======== DATA FOR THIS EXERCISE

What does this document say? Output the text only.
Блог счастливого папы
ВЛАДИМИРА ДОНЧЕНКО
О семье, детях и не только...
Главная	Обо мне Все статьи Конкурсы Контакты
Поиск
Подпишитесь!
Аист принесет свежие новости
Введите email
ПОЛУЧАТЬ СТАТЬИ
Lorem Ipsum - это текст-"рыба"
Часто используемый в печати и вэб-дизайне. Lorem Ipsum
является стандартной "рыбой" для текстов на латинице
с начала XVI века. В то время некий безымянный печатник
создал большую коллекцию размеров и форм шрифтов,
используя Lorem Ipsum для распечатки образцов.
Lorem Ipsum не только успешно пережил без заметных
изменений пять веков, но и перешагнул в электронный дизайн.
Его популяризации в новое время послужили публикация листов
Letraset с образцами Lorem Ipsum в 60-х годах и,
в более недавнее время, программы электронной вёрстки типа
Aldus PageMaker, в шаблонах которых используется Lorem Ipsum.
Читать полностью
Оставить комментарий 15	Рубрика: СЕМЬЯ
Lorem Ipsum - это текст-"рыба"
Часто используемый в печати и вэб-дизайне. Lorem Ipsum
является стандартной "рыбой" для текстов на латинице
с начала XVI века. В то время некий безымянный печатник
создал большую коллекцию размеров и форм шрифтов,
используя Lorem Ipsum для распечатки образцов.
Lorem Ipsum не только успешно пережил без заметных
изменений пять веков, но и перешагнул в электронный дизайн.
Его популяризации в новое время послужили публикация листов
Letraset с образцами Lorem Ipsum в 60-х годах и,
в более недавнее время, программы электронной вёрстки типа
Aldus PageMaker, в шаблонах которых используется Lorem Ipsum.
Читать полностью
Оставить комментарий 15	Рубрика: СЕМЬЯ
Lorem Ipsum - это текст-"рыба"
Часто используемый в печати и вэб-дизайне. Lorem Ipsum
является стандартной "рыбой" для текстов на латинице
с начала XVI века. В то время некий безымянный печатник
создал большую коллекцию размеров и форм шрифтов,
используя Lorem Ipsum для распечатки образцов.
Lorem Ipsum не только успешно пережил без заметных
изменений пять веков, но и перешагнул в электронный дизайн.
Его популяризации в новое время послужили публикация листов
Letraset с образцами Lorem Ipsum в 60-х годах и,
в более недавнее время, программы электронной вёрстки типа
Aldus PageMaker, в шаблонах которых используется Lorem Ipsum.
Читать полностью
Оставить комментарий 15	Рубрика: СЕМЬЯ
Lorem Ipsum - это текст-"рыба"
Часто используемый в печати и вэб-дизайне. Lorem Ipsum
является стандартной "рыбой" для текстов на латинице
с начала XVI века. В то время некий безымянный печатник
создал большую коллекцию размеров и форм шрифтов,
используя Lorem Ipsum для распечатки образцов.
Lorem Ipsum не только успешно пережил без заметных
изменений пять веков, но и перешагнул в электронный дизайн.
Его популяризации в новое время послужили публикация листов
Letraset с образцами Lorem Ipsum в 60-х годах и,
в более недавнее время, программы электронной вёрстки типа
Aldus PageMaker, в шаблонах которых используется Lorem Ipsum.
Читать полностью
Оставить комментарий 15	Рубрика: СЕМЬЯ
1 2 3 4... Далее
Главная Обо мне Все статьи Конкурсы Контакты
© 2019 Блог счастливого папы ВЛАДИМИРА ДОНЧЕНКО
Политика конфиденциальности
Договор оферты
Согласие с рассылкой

================

PROBLEM STATEMENT: Give back all the data exactly as written.

REPLY:
What does this document say? Output the text only.
Блог счастливого папы
ВЛАДИМИРА ДОНЧЕНКО
О семье, детях и не только...
Главная	Обо мне Все статьи Конкурсы Контакты
Поиск
Подпишитесь!
Аист принесет свежие новости
Введите email
ПОЛУЧАТЬ СТАТЬИ
Lorem Ipsum - это текст-"рыба"
Часто используемый в печати и вэб-дизайне. Lorem Ipsum
является стандартной "рыбой" для текстов на латинице
с начала XVI века. В то время некий безымянный печатник
создал большую коллекцию размеров и форм шрифтов,
используя Lorem Ipsum для распечатки образцов.
Lorem Ipsum не только успешно пережил без заметных
изменений пять веков, но и перешагнул в электронный дизайн.
Его популяризации в новое время послужили публикация листов
Letraset с образцами Lorem Ipsum в 60-х годах и,
в более недавнее время, программы электронной вёрстки типа
Aldus PageMaker, в шаблонах которых используется Lorem Ipsum.
Читать полностью
Оставить комментарий 15	Рубрика: СЕМЬЯ
Lorem Ipsum - это текст-"рыба"
Часто используемый в печати и вэб-дизайне. Lorem Ipsum
является стандартной "рыбой" для текстов на латинице
с начала XVI века. В то время некий безымянный печатник
создал большую коллекцию размеров и форм шрифтов,
используя Lorem Ipsum для распечатки образцов.
Lorem Ipsum не только успешно пережил без заметных
изменений пять веков, но и перешагнул в электронный дизайн.
Его популяризации в новое время послужили публикация листов
Letraset с образцами Lorem Ipsum в 60-х годах и,
в более недавнее время, программы электронной вёрстки типа
Aldus PageMaker, в шаблонах которых используется Lorem Ipsum.
Читать полностью
Оставить комментарий 15	Рубрика: СЕМЬЯ
Lorem Ipsum - это текст-"рыба"
Часто используемый в печати и вэб-дизайне. Lorem Ipsum
является стандартной "рыбой" для текстов на латинице
с начала XVI века. В то время некий безымянный печатник
создал большую коллекцию размеров и форм шрифтов,
используя Lorem Ipsum для распечатки образцов.
Lorem Ipsum не только успешно пережил без заметных
изменений пять веков, но и перешагнул в электронный дизайн.
Его популяризации в новое время послужили публикация листов
Letraset с образцами Lorem Ipsum в 60-х годах и,
в более недавнее время, программы электронной вёрстки типа
Aldus PageMaker, в шаблонах которых используется Lorem Ipsum.
Читать полностью
Оставить комментарий 15	Рубрика: СЕМЬЯ
Lorem Ipsum - это текст-"рыба"
Часто используемый в печати и вэб-дизайне. Lorem Ipsum
является стандартной "рыбой" для текстов на латинице
с начала XVI века. В то время некий безымянный печатник
создал большую коллекцию размеров и форм шрифтов,
используя Lorem Ipsum для распечатки образцов.
Lorem Ipsum не только успешно пережил без заметных
изменений пять веков, но и перешагнул в электронный дизайн.
Его популяризации в новое время послужили публикация листов
Letraset с образцами Lorem Ipsum в 60-х годах и,
в более недавнее время, программы электронной вёрстки типа
Aldus PageMaker, в шаблонах которых используется Lorem Ipsum.
Читать полностью
Оставить комментарий 15	Рубрика: СЕМЬЯ
1 2 3 4... Далее
Главная Обо мне Все статьи Конкурсы Контакты
© 2019 Блог счастливого папы ВЛАДИМИРА ДОНЧЕНКО
Политика конфиденциальности
Договор оферты
Согласие с рассылкой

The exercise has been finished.